## About this exercise
Your task is to output every record exactly as it is given.

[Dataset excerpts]

*-*-*

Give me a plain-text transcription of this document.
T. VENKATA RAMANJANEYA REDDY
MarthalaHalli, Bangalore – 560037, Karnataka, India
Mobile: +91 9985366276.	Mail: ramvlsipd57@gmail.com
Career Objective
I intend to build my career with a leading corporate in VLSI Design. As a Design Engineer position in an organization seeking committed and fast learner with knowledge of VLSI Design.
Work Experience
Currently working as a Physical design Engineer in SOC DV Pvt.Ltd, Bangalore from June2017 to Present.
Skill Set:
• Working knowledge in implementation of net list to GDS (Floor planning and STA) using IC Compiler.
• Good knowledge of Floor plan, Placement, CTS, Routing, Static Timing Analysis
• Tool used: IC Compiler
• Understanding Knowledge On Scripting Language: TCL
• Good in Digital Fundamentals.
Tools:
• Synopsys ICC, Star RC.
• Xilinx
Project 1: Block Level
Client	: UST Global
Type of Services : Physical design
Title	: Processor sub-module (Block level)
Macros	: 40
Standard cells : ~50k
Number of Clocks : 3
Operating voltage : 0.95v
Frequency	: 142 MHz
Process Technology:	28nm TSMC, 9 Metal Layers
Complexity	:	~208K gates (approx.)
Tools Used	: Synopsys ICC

*-*-*

## Answer box
Give me a plain-text transcription of this document.
T. VENKATA RAMANJANEYA REDDY
MarthalaHalli, Bangalore – 560037, Karnataka, India
Mobile: +91 9985366276.	Mail: ramvlsipd57@gmail.com
Career Objective
I intend to build my career with a leading corporate in VLSI Design. As a Design Engineer position in an organization seeking committed and fast learner with knowledge of VLSI Design.
Work Experience
Currently working as a Physical design Engineer in SOC DV Pvt.Ltd, Bangalore from June2017 to Present.
Skill Set:
• Working knowledge in implementation of net list to GDS (Floor planning and STA) using IC Compiler.
• Good knowledge of Floor plan, Placement, CTS, Routing, Static Timing Analysis
• Tool used: IC Compiler
• Understanding Knowledge On Scripting Language: TCL
• Good in Digital Fundamentals.
Tools:
• Synopsys ICC, Star RC.
• Xilinx
Project 1: Block Level
Client	: UST Global
Type of Services : Physical design
Title	: Processor sub-module (Block level)
Macros	: 40
Standard cells : ~50k
Number of Clocks : 3
Operating voltage : 0.95v
Frequency	: 142 MHz
Process Technology:	28nm TSMC, 9 Metal Layers
Complexity	:	~208K gates (approx.)
Tools Used	: Synopsys ICC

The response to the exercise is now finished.